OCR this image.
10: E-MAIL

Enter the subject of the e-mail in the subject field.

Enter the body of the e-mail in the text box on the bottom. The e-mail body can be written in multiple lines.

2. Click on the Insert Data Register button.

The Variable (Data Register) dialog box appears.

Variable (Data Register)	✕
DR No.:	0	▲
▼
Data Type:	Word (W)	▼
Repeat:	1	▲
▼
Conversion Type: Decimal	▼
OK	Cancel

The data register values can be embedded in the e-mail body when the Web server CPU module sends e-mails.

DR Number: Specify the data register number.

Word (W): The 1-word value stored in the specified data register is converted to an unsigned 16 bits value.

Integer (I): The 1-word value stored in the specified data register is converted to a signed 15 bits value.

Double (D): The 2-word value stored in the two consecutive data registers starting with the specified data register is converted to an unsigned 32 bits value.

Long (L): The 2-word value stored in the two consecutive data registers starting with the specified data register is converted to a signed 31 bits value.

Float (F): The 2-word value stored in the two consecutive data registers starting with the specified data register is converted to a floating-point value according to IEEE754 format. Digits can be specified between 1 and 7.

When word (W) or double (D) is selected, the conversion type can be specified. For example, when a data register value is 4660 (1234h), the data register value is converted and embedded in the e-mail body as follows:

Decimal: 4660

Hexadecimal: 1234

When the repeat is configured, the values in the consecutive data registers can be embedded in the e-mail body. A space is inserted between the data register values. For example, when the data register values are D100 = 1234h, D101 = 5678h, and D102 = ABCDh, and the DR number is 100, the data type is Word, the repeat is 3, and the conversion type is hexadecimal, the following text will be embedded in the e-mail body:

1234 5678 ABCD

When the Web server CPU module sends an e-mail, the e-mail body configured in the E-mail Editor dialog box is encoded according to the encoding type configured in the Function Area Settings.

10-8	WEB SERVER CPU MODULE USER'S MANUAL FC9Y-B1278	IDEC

------

Task details | Each line in the data that holds the string "Enter" should be found and copied.

Full answer |
Enter the subject of the e-mail in the subject field.
Enter the body of the e-mail in the text box on the bottom. The e-mail body can be written in multiple lines.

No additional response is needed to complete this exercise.